• **To do**: Here are some records; copy every line that holds the word "JSON".

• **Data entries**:
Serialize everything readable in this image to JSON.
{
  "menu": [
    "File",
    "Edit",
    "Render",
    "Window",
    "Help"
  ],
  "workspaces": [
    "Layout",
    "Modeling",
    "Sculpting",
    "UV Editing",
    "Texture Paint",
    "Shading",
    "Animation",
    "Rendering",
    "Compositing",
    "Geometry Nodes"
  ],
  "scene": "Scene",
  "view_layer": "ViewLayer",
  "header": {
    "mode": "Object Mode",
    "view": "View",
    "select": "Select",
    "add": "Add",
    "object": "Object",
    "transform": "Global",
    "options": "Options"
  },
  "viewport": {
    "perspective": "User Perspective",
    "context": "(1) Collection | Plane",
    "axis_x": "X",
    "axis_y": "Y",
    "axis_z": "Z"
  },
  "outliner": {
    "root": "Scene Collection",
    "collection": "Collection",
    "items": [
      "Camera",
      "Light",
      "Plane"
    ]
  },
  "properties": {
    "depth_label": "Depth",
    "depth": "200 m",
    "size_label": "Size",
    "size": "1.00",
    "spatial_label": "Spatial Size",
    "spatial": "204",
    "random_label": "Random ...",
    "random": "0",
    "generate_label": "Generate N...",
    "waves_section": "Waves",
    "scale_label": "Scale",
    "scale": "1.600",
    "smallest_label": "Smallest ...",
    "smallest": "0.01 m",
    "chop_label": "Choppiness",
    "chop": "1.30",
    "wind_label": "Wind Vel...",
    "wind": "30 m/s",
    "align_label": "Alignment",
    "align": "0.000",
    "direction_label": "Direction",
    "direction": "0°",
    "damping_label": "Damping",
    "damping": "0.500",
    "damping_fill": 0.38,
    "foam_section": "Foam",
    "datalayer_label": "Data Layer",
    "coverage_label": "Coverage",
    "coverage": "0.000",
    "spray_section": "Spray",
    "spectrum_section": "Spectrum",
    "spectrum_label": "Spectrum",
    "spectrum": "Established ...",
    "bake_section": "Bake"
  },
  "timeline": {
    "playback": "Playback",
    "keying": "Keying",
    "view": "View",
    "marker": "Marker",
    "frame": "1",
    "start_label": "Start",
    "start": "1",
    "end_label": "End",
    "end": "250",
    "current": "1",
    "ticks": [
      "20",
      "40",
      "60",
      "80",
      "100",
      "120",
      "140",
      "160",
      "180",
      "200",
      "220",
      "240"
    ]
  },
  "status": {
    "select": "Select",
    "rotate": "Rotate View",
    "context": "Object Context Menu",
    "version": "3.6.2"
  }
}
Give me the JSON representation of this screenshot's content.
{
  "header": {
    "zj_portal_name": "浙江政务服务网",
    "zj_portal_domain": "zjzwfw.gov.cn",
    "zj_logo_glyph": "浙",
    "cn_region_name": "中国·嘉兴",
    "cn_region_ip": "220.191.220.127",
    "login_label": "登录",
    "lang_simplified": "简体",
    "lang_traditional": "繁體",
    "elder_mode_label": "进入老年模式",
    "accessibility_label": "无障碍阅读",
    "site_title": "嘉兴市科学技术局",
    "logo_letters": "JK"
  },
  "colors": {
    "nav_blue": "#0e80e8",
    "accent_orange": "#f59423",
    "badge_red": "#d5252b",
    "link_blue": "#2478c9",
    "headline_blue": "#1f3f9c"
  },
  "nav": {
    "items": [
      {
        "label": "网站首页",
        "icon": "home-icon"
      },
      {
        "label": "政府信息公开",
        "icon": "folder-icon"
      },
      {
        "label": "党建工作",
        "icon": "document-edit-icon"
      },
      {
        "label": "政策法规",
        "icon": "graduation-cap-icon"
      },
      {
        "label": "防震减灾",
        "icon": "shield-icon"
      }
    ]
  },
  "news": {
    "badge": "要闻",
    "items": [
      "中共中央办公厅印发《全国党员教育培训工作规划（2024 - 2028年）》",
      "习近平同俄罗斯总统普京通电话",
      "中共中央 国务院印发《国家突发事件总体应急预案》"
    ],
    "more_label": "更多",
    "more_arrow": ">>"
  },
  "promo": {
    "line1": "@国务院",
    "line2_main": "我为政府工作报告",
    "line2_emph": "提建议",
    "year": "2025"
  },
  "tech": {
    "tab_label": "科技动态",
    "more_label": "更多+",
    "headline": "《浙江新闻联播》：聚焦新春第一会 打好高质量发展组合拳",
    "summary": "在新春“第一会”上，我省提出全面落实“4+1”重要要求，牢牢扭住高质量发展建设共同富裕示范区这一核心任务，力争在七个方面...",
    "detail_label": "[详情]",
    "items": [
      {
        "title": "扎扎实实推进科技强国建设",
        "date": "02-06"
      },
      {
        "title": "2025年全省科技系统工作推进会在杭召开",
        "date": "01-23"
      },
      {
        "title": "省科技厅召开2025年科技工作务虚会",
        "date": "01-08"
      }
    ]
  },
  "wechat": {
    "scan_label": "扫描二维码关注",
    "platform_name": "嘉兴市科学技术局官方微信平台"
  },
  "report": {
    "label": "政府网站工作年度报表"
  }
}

• **Right answer**:
Serialize everything readable in this image to JSON.
Give me the JSON representation of this screenshot's content.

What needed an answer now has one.